#### Problem requirements
Make an exact copy of each entry, leaving out every picture.

▼▼▼

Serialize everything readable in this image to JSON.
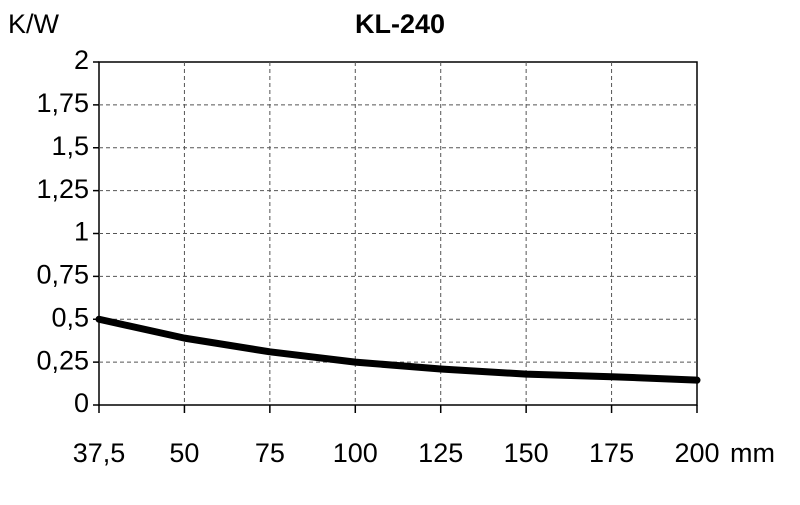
{
  "chart_data": {
    "type": "line",
    "title": "KL-240",
    "y_label": "K/W",
    "x_label": "mm",
    "x": [
      37.5,
      50,
      75,
      100,
      125,
      150,
      175,
      200
    ],
    "series": [
      {
        "name": "KL-240",
        "color": "#000000",
        "values": [
          0.5,
          0.39,
          0.31,
          0.25,
          0.21,
          0.18,
          0.165,
          0.145
        ]
      }
    ],
    "xlim": [
      37.5,
      200
    ],
    "xticks": [
      {
        "value": 37.5,
        "label": "37,5"
      },
      50,
      75,
      100,
      125,
      150,
      175,
      200
    ],
    "ylim": [
      0,
      2
    ],
    "yticks": [
      0,
      {
        "value": 0.25,
        "label": "0,25"
      },
      {
        "value": 0.5,
        "label": "0,5"
      },
      {
        "value": 0.75,
        "label": "0,75"
      },
      1,
      {
        "value": 1.25,
        "label": "1,25"
      },
      {
        "value": 1.5,
        "label": "1,5"
      },
      {
        "value": 1.75,
        "label": "1,75"
      },
      2
    ],
    "grid": true
  }
}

▲▲▲

#### Completed task
Serialize everything readable in this image to JSON.
{
  "chart_data": {
    "type": "line",
    "title": "KL-240",
    "y_label": "K/W",
    "x_label": "mm",
    "x": [
      37.5,
      50,
      75,
      100,
      125,
      150,
      175,
      200
    ],
    "series": [
      {
        "name": "KL-240",
        "color": "#000000",
        "values": [
          0.5,
          0.39,
          0.31,
          0.25,
          0.21,
          0.18,
          0.165,
          0.145
        ]
      }
    ],
    "xlim": [
      37.5,
      200
    ],
    "xticks": [
      {
        "value": 37.5,
        "label": "37,5"
      },
      50,
      75,
      100,
      125,
      150,
      175,
      200
    ],
    "ylim": [
      0,
      2
    ],
    "yticks": [
      0,
      {
        "value": 0.25,
        "label": "0,25"
      },
      {
        "value": 0.5,
        "label": "0,5"
      },
      {
        "value": 0.75,
        "label": "0,75"
      },
      1,
      {
        "value": 1.25,
        "label": "1,25"
      },
      {
        "value": 1.5,
        "label": "1,5"
      },
      {
        "value": 1.75,
        "label": "1,75"
      },
      2
    ],
    "grid": true
  }
}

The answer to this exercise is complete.